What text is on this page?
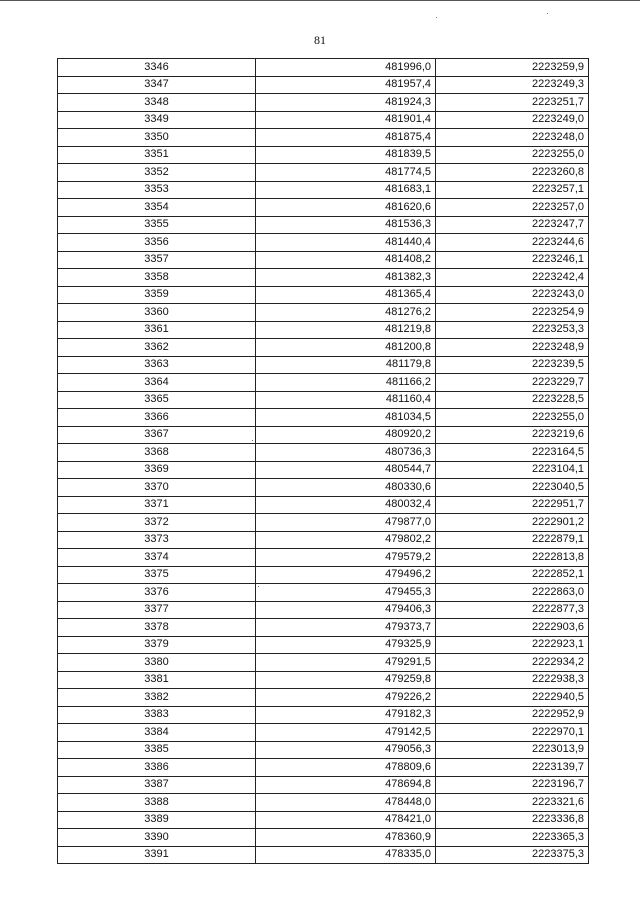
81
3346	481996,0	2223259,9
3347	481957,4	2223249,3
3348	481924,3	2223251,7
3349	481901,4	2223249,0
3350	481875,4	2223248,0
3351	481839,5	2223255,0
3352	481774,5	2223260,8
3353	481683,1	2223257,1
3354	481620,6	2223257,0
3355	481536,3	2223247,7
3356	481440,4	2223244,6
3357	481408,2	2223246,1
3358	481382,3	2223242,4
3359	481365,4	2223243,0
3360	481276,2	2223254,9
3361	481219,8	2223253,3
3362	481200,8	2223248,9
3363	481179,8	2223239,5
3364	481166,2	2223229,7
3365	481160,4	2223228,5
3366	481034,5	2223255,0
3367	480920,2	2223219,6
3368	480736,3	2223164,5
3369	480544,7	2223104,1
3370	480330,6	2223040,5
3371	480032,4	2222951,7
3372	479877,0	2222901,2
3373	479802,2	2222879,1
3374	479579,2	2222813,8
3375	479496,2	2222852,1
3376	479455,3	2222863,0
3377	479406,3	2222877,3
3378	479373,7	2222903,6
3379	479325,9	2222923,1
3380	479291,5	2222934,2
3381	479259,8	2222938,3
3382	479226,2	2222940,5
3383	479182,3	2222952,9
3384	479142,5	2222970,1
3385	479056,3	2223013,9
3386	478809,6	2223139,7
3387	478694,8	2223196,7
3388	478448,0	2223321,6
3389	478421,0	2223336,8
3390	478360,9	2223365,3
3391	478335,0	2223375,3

==

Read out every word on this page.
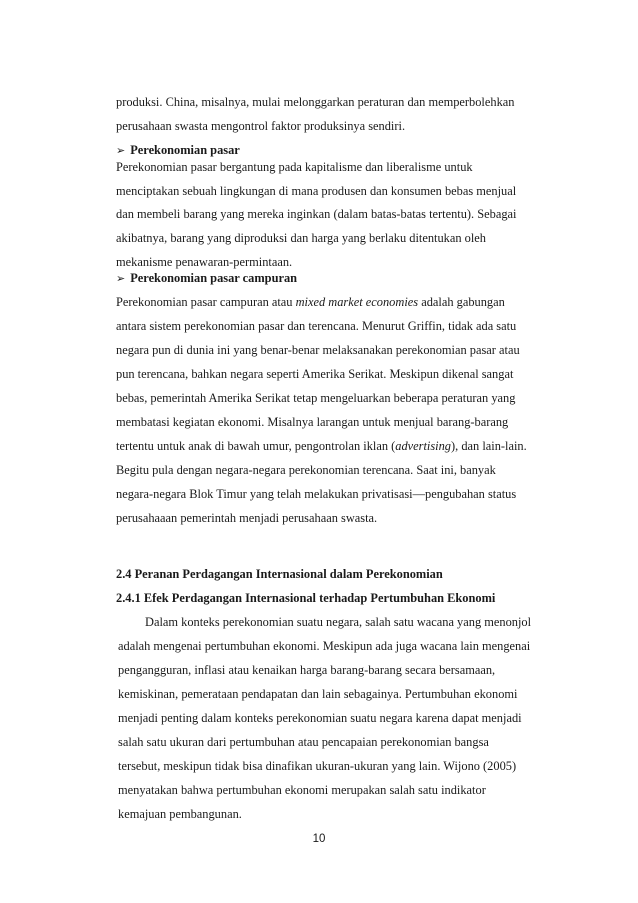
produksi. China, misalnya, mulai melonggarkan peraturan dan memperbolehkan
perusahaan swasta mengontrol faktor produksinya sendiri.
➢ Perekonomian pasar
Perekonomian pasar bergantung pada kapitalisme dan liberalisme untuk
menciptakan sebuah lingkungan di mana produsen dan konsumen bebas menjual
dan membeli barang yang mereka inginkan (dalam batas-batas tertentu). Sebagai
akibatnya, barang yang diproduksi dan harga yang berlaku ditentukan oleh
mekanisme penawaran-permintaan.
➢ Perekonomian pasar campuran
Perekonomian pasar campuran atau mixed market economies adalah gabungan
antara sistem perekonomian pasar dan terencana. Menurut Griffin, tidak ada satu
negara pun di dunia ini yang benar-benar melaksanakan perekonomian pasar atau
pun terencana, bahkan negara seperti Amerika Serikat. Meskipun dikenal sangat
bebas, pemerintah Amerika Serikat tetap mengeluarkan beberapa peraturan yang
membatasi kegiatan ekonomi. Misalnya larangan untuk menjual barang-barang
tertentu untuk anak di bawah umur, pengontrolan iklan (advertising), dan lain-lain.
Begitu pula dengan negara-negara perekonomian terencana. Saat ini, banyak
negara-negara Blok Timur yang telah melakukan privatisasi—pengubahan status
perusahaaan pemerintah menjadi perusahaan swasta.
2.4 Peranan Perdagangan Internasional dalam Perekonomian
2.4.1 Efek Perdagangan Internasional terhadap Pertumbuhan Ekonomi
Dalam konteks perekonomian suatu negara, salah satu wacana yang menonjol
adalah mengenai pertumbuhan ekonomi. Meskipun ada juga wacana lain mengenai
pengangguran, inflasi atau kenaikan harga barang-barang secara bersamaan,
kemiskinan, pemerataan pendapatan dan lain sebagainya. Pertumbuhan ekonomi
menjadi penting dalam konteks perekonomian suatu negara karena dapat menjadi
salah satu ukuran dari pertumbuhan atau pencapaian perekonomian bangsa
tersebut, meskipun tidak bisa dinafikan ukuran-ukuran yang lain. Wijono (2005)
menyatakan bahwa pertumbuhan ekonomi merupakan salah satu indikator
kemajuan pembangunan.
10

:: Set exercise ::
Of the lines in this data, how many contain "harga"? Reply with only the number.

:: Complete response ::
2